The set, somewhat appropriately, closes with the
Mott hit “All the Young Dudes” and Ronson’s “Slaughter On 10th Avenue.” The
former, handed to the band by the album’s producer David Bowie, is played
embarrassingly straight. Ronson’s guitar mimics perfectly Mick Ralph’s
original rakish note-picking, and Hunter’s vocals sound every bit as punkish
in 1980 as they did in 1972. The upbeat “Dudes” leads right into Ronson’s
languid instrumental; taken from the guitarist’s 1974 solo album by that name,
the song starts out slow and jazzy and builds to an enormously satisfying
finish.
The Reverend’s Bottom Line
Ian Hunter and Mick Ronson would more or less carry on their musical
collaboration until Ronson’s untimely death in 1993, frequently touring
throughout the early 1980s as the Hunter Ronson Band of which, sadly, only
bootleg recordings seem to exist. When Hunter went on hiatus during the latter
half of the 1980s, Ronson continued to record and produce, touring with Dylan
and working with artists as diverse as Morrissey, Meatloaf, Roger McGuinn, and
John Mellencamp, among others.

**Stated task 1:**
According to the concert review excerpt, in what year did Mick Ronson die?
The records are separate from the concert review excerpt and have no connection to it.

**Dataset:**
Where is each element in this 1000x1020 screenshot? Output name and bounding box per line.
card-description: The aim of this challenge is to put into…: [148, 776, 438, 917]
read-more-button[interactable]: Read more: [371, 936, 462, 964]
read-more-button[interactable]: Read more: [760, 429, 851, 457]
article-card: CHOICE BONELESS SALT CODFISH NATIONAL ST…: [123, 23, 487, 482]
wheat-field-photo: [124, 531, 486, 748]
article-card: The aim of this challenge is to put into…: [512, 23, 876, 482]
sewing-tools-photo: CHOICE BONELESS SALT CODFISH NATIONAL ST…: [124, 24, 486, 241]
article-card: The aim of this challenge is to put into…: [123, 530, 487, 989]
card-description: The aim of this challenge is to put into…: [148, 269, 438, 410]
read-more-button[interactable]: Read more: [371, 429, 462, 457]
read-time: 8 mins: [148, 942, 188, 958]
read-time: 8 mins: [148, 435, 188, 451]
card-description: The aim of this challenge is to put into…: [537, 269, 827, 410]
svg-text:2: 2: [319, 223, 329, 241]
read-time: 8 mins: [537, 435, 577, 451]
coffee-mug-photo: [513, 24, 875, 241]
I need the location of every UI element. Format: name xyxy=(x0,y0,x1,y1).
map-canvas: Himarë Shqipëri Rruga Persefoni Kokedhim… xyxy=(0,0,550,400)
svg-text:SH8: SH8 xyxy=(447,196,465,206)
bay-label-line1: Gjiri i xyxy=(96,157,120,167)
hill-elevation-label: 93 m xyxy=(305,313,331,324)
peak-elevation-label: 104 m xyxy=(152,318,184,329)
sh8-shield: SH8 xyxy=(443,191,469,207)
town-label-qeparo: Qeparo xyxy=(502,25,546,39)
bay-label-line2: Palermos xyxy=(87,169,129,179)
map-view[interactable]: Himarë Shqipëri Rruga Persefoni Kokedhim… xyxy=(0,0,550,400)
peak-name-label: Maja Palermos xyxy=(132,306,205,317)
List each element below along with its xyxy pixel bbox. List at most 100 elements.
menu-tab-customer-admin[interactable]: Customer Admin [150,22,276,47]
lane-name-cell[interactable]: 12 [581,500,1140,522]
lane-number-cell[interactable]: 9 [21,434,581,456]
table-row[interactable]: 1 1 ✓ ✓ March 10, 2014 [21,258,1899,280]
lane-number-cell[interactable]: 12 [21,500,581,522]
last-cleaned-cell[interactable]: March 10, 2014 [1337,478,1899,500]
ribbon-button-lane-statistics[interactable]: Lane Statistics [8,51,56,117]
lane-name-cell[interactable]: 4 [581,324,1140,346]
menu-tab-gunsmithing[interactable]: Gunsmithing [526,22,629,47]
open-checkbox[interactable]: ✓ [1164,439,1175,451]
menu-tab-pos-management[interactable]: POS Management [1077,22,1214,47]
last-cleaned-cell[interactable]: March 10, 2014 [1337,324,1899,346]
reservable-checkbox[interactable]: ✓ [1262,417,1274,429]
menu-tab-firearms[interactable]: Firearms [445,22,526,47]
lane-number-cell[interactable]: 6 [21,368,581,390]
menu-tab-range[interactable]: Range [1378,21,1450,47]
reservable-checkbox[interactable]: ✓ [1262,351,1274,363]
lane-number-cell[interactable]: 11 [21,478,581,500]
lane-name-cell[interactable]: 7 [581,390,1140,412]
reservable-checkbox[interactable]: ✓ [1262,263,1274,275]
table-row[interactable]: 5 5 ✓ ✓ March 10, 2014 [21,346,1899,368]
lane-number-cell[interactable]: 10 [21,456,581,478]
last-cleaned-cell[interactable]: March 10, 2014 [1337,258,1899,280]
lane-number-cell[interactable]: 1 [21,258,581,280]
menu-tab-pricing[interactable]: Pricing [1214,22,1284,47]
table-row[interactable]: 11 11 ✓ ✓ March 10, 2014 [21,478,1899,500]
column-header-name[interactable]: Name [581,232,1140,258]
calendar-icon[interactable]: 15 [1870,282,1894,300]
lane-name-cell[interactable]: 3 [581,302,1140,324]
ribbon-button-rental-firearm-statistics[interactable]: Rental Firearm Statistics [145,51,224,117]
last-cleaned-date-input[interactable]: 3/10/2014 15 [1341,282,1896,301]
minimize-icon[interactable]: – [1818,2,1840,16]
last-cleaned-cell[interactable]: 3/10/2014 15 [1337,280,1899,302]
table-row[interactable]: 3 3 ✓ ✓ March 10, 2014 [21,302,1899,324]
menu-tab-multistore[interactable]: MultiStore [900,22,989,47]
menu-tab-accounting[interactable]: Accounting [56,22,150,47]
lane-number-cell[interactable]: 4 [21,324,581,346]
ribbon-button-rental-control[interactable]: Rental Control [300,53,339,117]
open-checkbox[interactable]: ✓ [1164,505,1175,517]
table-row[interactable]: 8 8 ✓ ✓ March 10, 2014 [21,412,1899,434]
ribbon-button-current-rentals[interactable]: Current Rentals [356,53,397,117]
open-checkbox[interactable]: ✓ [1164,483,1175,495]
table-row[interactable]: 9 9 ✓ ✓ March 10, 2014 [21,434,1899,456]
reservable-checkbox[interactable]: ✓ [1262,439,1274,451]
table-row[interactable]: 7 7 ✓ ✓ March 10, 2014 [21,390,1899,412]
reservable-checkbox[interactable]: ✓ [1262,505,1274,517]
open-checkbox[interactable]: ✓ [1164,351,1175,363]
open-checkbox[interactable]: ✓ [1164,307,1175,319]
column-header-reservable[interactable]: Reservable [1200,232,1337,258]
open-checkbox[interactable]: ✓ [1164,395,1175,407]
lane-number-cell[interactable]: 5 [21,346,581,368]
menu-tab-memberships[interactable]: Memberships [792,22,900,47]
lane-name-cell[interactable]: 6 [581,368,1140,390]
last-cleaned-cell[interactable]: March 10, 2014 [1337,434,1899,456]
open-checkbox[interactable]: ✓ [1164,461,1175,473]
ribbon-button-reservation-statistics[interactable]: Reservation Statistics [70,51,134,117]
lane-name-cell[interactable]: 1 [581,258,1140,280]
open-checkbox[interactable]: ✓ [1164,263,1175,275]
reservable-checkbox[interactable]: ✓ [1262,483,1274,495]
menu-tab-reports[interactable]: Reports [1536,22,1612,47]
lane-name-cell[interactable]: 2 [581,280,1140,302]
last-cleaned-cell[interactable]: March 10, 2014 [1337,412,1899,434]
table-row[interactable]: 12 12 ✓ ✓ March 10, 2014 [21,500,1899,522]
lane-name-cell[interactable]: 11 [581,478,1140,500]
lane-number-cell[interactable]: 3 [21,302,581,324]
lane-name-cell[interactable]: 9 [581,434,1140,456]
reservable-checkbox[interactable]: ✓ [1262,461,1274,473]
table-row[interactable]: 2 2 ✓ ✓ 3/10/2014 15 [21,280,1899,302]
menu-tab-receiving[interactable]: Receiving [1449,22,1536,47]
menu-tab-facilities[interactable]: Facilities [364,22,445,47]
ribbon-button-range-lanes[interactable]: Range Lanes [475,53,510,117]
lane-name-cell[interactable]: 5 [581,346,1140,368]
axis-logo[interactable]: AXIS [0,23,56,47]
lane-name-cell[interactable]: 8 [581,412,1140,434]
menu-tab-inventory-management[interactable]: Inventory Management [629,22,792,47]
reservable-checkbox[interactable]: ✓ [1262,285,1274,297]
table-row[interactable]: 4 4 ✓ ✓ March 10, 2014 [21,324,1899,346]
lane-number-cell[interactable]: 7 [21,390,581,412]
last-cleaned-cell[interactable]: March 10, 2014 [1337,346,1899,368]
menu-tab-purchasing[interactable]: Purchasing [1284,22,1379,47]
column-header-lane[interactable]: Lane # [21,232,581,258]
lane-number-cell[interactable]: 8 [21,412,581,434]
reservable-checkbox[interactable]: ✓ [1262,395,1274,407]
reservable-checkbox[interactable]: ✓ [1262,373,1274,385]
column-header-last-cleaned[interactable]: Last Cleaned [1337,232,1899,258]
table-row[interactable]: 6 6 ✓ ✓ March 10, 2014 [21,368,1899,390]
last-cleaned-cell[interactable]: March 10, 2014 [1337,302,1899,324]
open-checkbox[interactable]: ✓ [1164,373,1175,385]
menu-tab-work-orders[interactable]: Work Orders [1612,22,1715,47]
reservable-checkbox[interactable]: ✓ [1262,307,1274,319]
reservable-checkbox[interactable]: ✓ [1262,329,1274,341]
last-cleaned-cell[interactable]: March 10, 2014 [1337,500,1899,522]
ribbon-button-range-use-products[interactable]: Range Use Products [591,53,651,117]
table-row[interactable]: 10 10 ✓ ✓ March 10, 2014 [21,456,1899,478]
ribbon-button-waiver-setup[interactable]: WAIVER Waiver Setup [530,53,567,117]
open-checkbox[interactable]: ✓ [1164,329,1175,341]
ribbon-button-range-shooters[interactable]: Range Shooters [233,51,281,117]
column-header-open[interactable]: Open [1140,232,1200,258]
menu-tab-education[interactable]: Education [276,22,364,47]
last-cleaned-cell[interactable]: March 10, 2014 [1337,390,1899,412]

**Stated task 2:**
Gather every line in the records that contains the string "time".

**Output 1:**
1993

**Output 2:**
read-time: 8 mins: [148, 942, 188, 958]
read-time: 8 mins: [148, 435, 188, 451]
read-time: 8 mins: [537, 435, 577, 451]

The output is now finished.